(DATA EXTRACTS)

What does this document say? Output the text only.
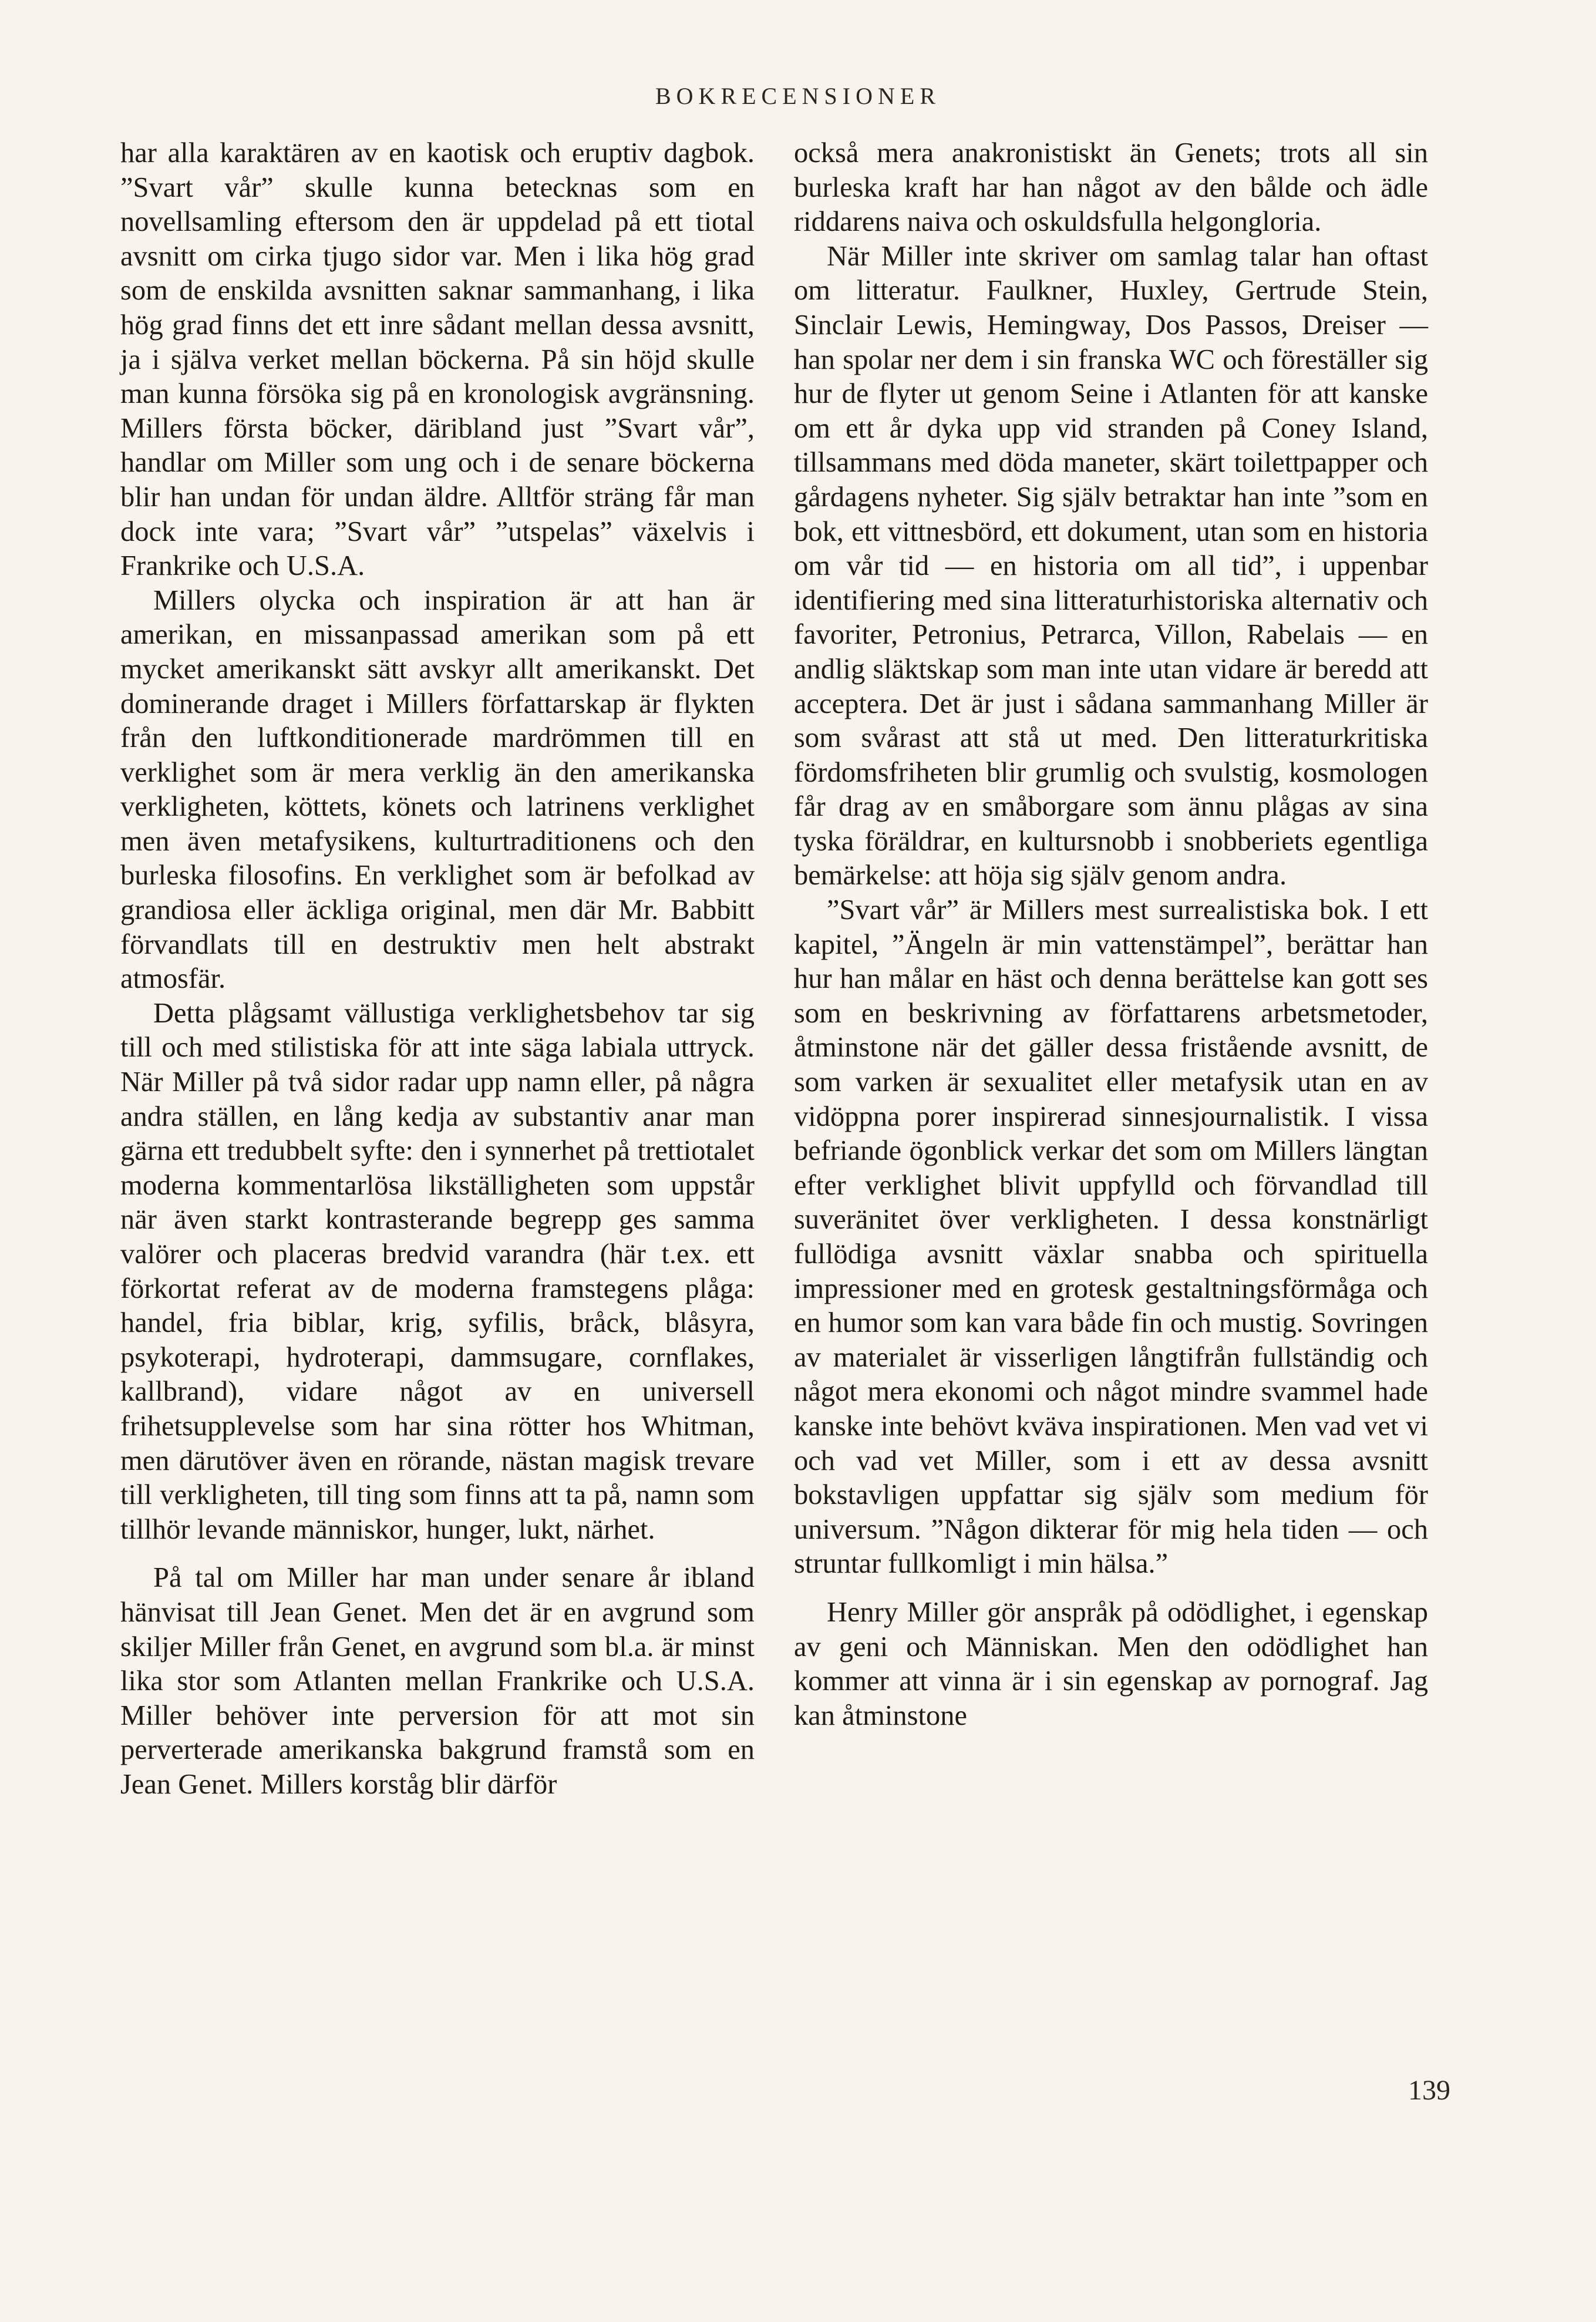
BOKRECENSIONER

har alla karaktären av en kaotisk och eruptiv dagbok. ”Svart vår” skulle kunna betecknas som en novellsamling eftersom den är uppdelad på ett tiotal avsnitt om cirka tjugo sidor var. Men i lika hög grad som de enskilda avsnitten saknar sammanhang, i lika hög grad finns det ett inre sådant mellan dessa avsnitt, ja i själva verket mellan böckerna. På sin höjd skulle man kunna försöka sig på en kronologisk avgränsning. Millers första böcker, däribland just ”Svart vår”, handlar om Miller som ung och i de senare böckerna blir han undan för undan äldre. Alltför sträng får man dock inte vara; ”Svart vår” ”utspelas” växelvis i Frankrike och U.S.A.

Millers olycka och inspiration är att han är amerikan, en missanpassad amerikan som på ett mycket amerikanskt sätt avskyr allt amerikanskt. Det dominerande draget i Millers författarskap är flykten från den luftkonditionerade mardrömmen till en verklighet som är mera verklig än den amerikanska verkligheten, köttets, könets och latrinens verklighet men även metafysikens, kulturtraditionens och den burleska filosofins. En verklighet som är befolkad av grandiosa eller äckliga original, men där Mr. Babbitt förvandlats till en destruktiv men helt abstrakt atmosfär.

Detta plågsamt vällustiga verklighetsbehov tar sig till och med stilistiska för att inte säga labiala uttryck. När Miller på två sidor radar upp namn eller, på några andra ställen, en lång kedja av substantiv anar man gärna ett tredubbelt syfte: den i synnerhet på trettiotalet moderna kommentarlösa likställigheten som uppstår när även starkt kontrasterande begrepp ges samma valörer och placeras bredvid varandra (här t.ex. ett förkortat referat av de moderna framstegens plåga: handel, fria biblar, krig, syfilis, bråck, blåsyra, psykoterapi, hydroterapi, dammsugare, cornflakes, kallbrand), vidare något av en universell frihetsupplevelse som har sina rötter hos Whitman, men därutöver även en rörande, nästan magisk trevare till verkligheten, till ting som finns att ta på, namn som tillhör levande människor, hunger, lukt, närhet.

På tal om Miller har man under senare år ibland hänvisat till Jean Genet. Men det är en avgrund som skiljer Miller från Genet, en avgrund som bl.a. är minst lika stor som Atlanten mellan Frankrike och U.S.A. Miller behöver inte perversion för att mot sin perverterade amerikanska bakgrund framstå som en Jean Genet. Millers korståg blir därför

också mera anakronistiskt än Genets; trots all sin burleska kraft har han något av den bålde och ädle riddarens naiva och oskuldsfulla helgongloria.

När Miller inte skriver om samlag talar han oftast om litteratur. Faulkner, Huxley, Gertrude Stein, Sinclair Lewis, Hemingway, Dos Passos, Dreiser — han spolar ner dem i sin franska WC och föreställer sig hur de flyter ut genom Seine i Atlanten för att kanske om ett år dyka upp vid stranden på Coney Island, tillsammans med döda maneter, skärt toilettpapper och gårdagens nyheter. Sig själv betraktar han inte ”som en bok, ett vittnesbörd, ett dokument, utan som en historia om vår tid — en historia om all tid”, i uppenbar identifiering med sina litteraturhistoriska alternativ och favoriter, Petronius, Petrarca, Villon, Rabelais — en andlig släktskap som man inte utan vidare är beredd att acceptera. Det är just i sådana sammanhang Miller är som svårast att stå ut med. Den litteraturkritiska fördomsfriheten blir grumlig och svulstig, kosmologen får drag av en småborgare som ännu plågas av sina tyska föräldrar, en kultursnobb i snobberiets egentliga bemärkelse: att höja sig själv genom andra.

”Svart vår” är Millers mest surrealistiska bok. I ett kapitel, ”Ängeln är min vattenstämpel”, berättar han hur han målar en häst och denna berättelse kan gott ses som en beskrivning av författarens arbetsmetoder, åtminstone när det gäller dessa fristående avsnitt, de som varken är sexualitet eller metafysik utan en av vidöppna porer inspirerad sinnesjournalistik. I vissa befriande ögonblick verkar det som om Millers längtan efter verklighet blivit uppfylld och förvandlad till suveränitet över verkligheten. I dessa konstnärligt fullödiga avsnitt växlar snabba och spirituella impressioner med en grotesk gestaltningsförmåga och en humor som kan vara både fin och mustig. Sovringen av materialet är visserligen långtifrån fullständig och något mera ekonomi och något mindre svammel hade kanske inte behövt kväva inspirationen. Men vad vet vi och vad vet Miller, som i ett av dessa avsnitt bokstavligen uppfattar sig själv som medium för universum. ”Någon dikterar för mig hela tiden — och struntar fullkomligt i min hälsa.”

Henry Miller gör anspråk på odödlighet, i egenskap av geni och Människan. Men den odödlighet han kommer att vinna är i sin egenskap av pornograf. Jag kan åtminstone

139
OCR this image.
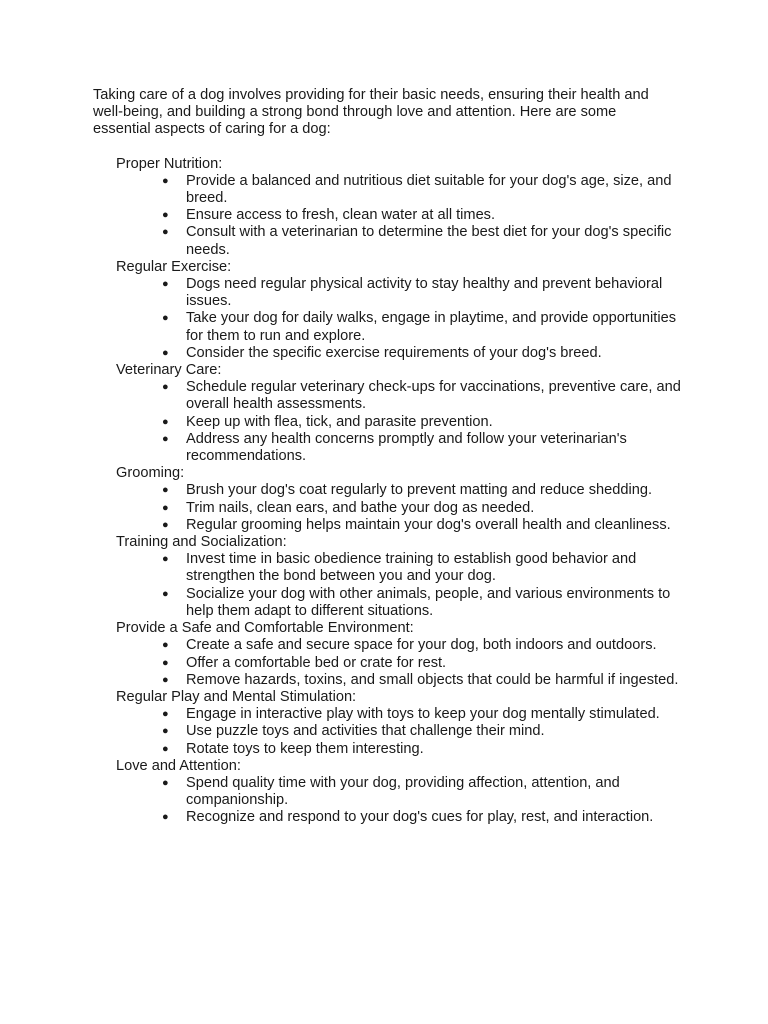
Taking care of a dog involves providing for their basic needs, ensuring their health and well-being, and building a strong bond through love and attention. Here are some essential aspects of caring for a dog:

Proper Nutrition:
● Provide a balanced and nutritious diet suitable for your dog's age, size, and breed.
● Ensure access to fresh, clean water at all times.
● Consult with a veterinarian to determine the best diet for your dog's specific needs.
Regular Exercise:
● Dogs need regular physical activity to stay healthy and prevent behavioral issues.
● Take your dog for daily walks, engage in playtime, and provide opportunities for them to run and explore.
● Consider the specific exercise requirements of your dog's breed.
Veterinary Care:
● Schedule regular veterinary check-ups for vaccinations, preventive care, and overall health assessments.
● Keep up with flea, tick, and parasite prevention.
● Address any health concerns promptly and follow your veterinarian's recommendations.
Grooming:
● Brush your dog's coat regularly to prevent matting and reduce shedding.
● Trim nails, clean ears, and bathe your dog as needed.
● Regular grooming helps maintain your dog's overall health and cleanliness.
Training and Socialization:
● Invest time in basic obedience training to establish good behavior and strengthen the bond between you and your dog.
● Socialize your dog with other animals, people, and various environments to help them adapt to different situations.
Provide a Safe and Comfortable Environment:
● Create a safe and secure space for your dog, both indoors and outdoors.
● Offer a comfortable bed or crate for rest.
● Remove hazards, toxins, and small objects that could be harmful if ingested.
Regular Play and Mental Stimulation:
● Engage in interactive play with toys to keep your dog mentally stimulated.
● Use puzzle toys and activities that challenge their mind.
● Rotate toys to keep them interesting.
Love and Attention:
● Spend quality time with your dog, providing affection, attention, and companionship.
● Recognize and respond to your dog's cues for play, rest, and interaction.
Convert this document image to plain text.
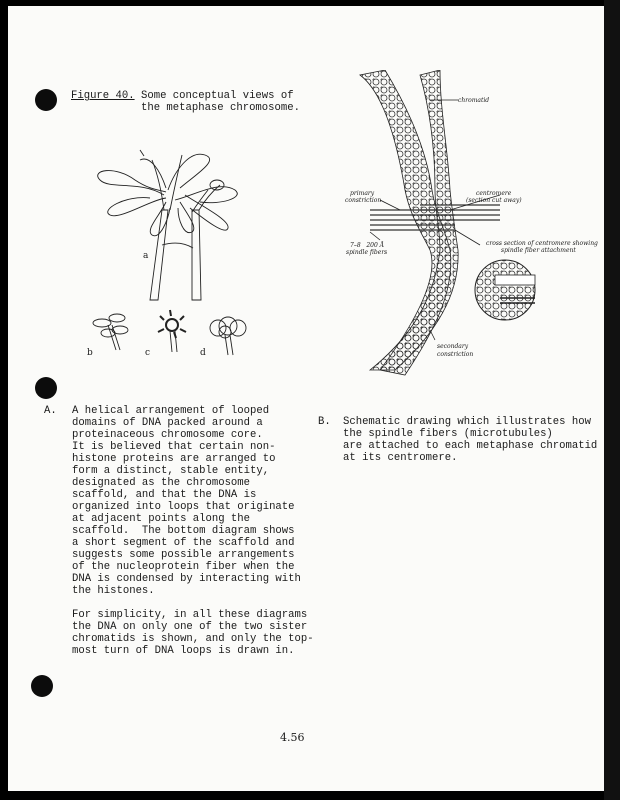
Figure 40. Some conceptual views of
the metaphase chromosome.
a
b	c	d
chromatid
primary
constriction
centromere
(section cut away)
7–8   200 Å
spindle fibers
cross section of centromere showing
spindle fiber attachment
secondary
constriction
A. A helical arrangement of looped
domains of DNA packed around a
proteinaceous chromosome core.
It is believed that certain non-
histone proteins are arranged to
form a distinct, stable entity,
designated as the chromosome
scaffold, and that the DNA is
organized into loops that originate
at adjacent points along the
scaffold.  The bottom diagram shows
a short segment of the scaffold and
suggests some possible arrangements
of the nucleoprotein fiber when the
DNA is condensed by interacting with
the histones.
For simplicity, in all these diagrams
the DNA on only one of the two sister
chromatids is shown, and only the top-
most turn of DNA loops is drawn in.
B. Schematic drawing which illustrates how
the spindle fibers (microtubules)
are attached to each metaphase chromatid
at its centromere.
4.56
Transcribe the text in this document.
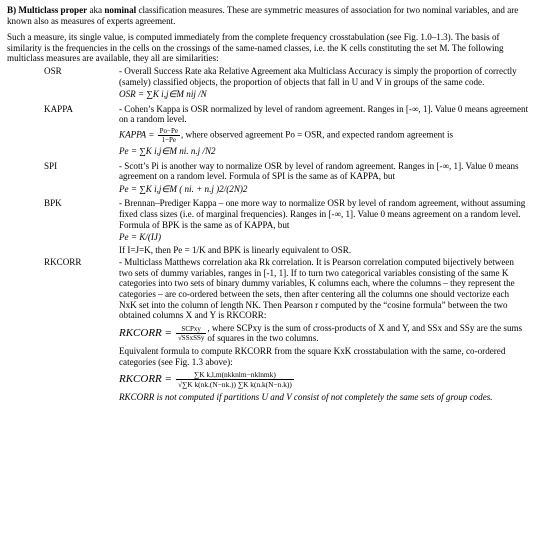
B) Multiclass proper aka nominal classification measures. These are symmetric measures of association for two nominal variables, and are known also as measures of experts agreement.

Such a measure, its single value, is computed immediately from the complete frequency crosstabulation (see Fig. 1.0–1.3). The basis of similarity is the frequencies in the cells on the crossings of the same-named classes, i.e. the K cells constituting the set M. The following multiclass measures are available, they all are similarities:

OSR	- Overall Success Rate aka Relative Agreement aka Multiclass Accuracy is simply the proportion of correctly (samely) classified objects, the proportion of objects that fall in U and V in groups of the same code.

OSR = ∑K i,j∈M nij /N

KAPPA	- Cohen’s Kappa is OSR normalized by level of random agreement. Ranges in [-∞, 1]. Value 0 means agreement on a random level.

KAPPA = $\frac{Po-Pe}{1-Pe}$ , where observed agreement Po = OSR, and expected random agreement is

Pe = ∑K i,j∈M ni. n.j /N2

SPI	- Scott’s Pi is another way to normalize OSR by level of random agreement. Ranges in [-∞, 1]. Value 0 means agreement on a random level. Formula of SPI is the same as of KAPPA, but

Pe = ∑K i,j∈M ( ni. + n.j )2/(2N)2

BPK	- Brennan–Prediger Kappa – one more way to normalize OSR by level of random agreement, without assuming fixed class sizes (i.e. of marginal frequencies). Ranges in [-∞, 1]. Value 0 means agreement on a random level. Formula of BPK is the same as of KAPPA, but

Pe = K/(IJ)

If I=J=K, then Pe = 1/K and BPK is linearly equivalent to OSR.

RKCORR	- Multiclass Matthews correlation aka Rk correlation. It is Pearson correlation computed bijectively between two sets of dummy variables, ranges in [-1, 1]. If to turn two categorical variables consisting of the same K categories into two sets of binary dummy variables, K columns each, where the columns – they represent the categories – are co-ordered between the sets, then after centering all the columns one should vectorize each NxK set into the column of length NK. Then Pearson r computed by the “cosine formula” between the two obtained columns X and Y is RKCORR:

RKCORR = $\frac{\text{SCPxy}}{\text{√SSxSSy}}$ , where SCPxy is the sum of cross-products of X and Y, and SSx and SSy are the sums of squares in the two columns.

Equivalent formula to compute RKCORR from the square KxK crosstabulation with the same, co-ordered categories (see Fig. 1.3 above):

RKCORR = $\frac{\text{∑K k,l,m(nkknlm−nklnmk)}}{\text{√∑K k(nk.(N−nk.)) ∑K k(n.k(N−n.k))}}$

RKCORR is not computed if partitions U and V consist of not completely the same sets of group codes.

(End DATA EXTRACTS)

§ PROBLEM REQUIREMENTS
Look through the entries above for the word "frequencies". Copy every line where it shows up.

§ SOLVED PROBLEM
Such a measure, its single value, is computed immediately from the complete frequency crosstabulation (see Fig. 1.0–1.3). The basis of similarity is the frequencies in the cells on the crossings of the same-named classes, i.e. the K cells constituting the set M. The following multiclass measures are available, they all are similarities:
BPK	- Brennan–Prediger Kappa – one more way to normalize OSR by level of random agreement, without assuming fixed class sizes (i.e. of marginal frequencies). Ranges in [-∞, 1]. Value 0 means agreement on a random level. Formula of BPK is the same as of KAPPA, but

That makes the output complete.